What are the names of the four enzymes that don’t use the standard “ase” suffix?
Pepsin, trypsin, thrombin, and lysozyme
What does the common name of an enzyme usually indicate?
The substrate and the nature of the reaction catalyzed. For example, citrate synthase catalyzes the synthesis of citrate by a reaction between acetyl CoA and oxaloacetate.
What type of enzymes are highly involved in the regulation of protein activity?
Protein kinases and phosphatases. The activity of many proteins are regulated by phosphorylation. There are hundreds of different protein kinases in eukaryotic cells that regulate the activity of 1000s of other proteins.
What regulates GTP-binding proteins?
GTP-binding proteins are regulated by guanine nucleotide exchange factors (GEFs) and GTPase activating proteins (GAPs). Active GTP-binding proteins then regulate the activity of other proteins by binding to them.
What do small GTPases in the Ras superfamily do?
They regulate nearly every aspect of cell physiology
Ras
A dominant oncogene
How is Ras related to cancer?
Activating mutations in Ras are found in ~25% of all human cancers. 90% of pancreatic cancers are caused by Ras mutations.
How is Ras activated?
Growth signals activate Ras by activating its GEF (RasGEF).
How is Ras terminated?
By RasGAP
What two processes are involved in phosphorylation?
Protein kinases add phosphate to proteins.
Protein phosphatases remove phosphate from proteins
What are the classes of protein kinases?
Ser/Thr kinases, Tyr kinases, His or Asp kinases
What amino acids does glycosylation affect?
Asn for N-linked
Ser/Thr for O-linked
What processes belong to the category of lipidation?
GPI anchors, farnesylation, myristoylation, and palmitoylation
In phosphorylation, what is the phosphate donor?
---
Tasks for this exercise:
1. Print the enzyme notes verbatim, starting at "What are the names" and ending with "CoA and oxaloacetate." inclusive.
2. Pick up the notes on enzymes and protein regulation at their last line and write what comes next.
The data that follow have no connection to the enzyme notes.
---
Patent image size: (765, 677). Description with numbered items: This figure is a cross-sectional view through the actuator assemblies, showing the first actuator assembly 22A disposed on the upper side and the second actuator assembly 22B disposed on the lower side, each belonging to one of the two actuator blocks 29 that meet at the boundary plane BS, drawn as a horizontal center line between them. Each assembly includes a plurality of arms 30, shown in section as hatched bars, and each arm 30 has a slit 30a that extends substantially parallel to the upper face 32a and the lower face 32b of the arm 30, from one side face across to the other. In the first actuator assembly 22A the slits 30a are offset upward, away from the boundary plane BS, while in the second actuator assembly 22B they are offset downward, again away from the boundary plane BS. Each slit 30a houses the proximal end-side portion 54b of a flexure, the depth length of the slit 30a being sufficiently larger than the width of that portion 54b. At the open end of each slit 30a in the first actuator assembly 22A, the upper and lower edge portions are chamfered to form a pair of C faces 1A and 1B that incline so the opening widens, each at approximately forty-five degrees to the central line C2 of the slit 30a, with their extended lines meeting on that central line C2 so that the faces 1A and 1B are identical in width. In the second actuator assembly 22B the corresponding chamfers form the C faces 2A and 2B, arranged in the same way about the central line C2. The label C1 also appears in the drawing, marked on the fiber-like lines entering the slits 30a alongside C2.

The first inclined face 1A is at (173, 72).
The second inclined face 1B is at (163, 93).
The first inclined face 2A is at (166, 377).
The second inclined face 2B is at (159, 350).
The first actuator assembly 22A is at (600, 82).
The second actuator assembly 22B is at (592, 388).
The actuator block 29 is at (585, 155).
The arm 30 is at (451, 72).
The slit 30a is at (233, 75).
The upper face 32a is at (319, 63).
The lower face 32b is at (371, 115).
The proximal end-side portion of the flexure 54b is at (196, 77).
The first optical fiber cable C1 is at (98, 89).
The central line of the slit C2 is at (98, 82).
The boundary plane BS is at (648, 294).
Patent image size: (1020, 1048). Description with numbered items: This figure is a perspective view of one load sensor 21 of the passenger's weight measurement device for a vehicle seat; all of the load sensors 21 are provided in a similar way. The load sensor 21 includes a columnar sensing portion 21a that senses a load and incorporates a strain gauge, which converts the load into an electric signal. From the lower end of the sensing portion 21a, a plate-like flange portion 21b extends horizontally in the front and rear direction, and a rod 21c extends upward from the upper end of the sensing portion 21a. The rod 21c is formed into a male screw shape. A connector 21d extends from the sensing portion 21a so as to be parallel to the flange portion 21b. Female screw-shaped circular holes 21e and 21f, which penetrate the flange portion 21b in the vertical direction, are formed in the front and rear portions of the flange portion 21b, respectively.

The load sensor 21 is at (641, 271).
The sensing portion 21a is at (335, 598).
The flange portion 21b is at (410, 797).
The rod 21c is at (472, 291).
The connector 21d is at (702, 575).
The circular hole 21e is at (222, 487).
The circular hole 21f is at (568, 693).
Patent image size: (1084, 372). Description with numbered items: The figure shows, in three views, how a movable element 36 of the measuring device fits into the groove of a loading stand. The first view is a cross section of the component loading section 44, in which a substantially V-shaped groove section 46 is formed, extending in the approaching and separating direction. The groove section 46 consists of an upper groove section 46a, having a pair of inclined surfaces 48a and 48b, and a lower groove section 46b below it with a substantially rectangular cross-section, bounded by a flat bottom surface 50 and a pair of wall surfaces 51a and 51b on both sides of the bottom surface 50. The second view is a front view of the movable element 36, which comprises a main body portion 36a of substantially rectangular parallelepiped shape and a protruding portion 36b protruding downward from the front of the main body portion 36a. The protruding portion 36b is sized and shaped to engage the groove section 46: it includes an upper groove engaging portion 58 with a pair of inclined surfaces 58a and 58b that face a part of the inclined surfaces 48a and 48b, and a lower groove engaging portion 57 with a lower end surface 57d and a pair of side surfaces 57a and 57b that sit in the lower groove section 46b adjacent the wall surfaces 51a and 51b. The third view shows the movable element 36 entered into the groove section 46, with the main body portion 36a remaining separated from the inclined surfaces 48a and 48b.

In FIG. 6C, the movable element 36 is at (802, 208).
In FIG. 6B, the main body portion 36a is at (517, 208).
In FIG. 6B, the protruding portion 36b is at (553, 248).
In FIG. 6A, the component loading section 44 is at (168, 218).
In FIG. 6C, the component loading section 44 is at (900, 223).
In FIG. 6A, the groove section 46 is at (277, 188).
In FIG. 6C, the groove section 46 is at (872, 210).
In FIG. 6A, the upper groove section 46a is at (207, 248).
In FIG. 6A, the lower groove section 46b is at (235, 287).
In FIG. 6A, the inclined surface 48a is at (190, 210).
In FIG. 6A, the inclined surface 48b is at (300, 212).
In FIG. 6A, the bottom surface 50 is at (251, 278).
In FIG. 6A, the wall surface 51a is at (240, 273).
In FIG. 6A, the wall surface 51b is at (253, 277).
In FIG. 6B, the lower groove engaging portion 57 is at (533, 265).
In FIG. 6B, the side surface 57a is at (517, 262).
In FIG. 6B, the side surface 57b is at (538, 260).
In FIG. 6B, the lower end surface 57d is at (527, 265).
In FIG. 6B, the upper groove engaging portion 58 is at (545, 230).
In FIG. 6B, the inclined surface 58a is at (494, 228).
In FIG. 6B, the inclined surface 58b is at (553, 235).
---
Results by task:
1.
What are the names of the four enzymes that don’t use the standard “ase” suffix?
Pepsin, trypsin, thrombin, and lysozyme
What does the common name of an enzyme usually indicate?
The substrate and the nature of the reaction catalyzed. For example, citrate synthase catalyzes the synthesis of citrate by a reaction between acetyl CoA and oxaloacetate.

2.
ATP
What are the two substrates of kinase?
ATP and the protein target
Src
The Src gene is an oncogene. Src (the protein) is a tyrosine kinase that regulates cell proliferation.
What are the four important parts of Src?
SH3, SH2, the kinase domain, and tyrosine
What does the SH3 domain of Src bind to?
Proline-rich domains in other proteins, or to a proline-rich region in Src.
What does the SH2 domain of Src bind to?
Phospho-tyrosine
What are the three general steps of the regulation of a Src-type protein kinase?
- Phosphate removal loosens structure.
- Activating ligand binds to SH3 domain.
- Kinase can now phosphorylate tyrosine to self-activate.
Where does N-linked glycosylation take place?
On certain asparagine residues. Only found on proteins that pass through the ER lumen (eg secreted and membrane proteins).
Myristoyl group
A 14 carbon, saturated fatty acid involved in lipidation
Palmitoyl group
A 16 carbon, saturated fatty acid involved in lipidation
Farnesyl
A prenyl group that also serves as a building block in cholesterol synthesis and is involved in lipidation
What anchors Ras to the plasma membrane?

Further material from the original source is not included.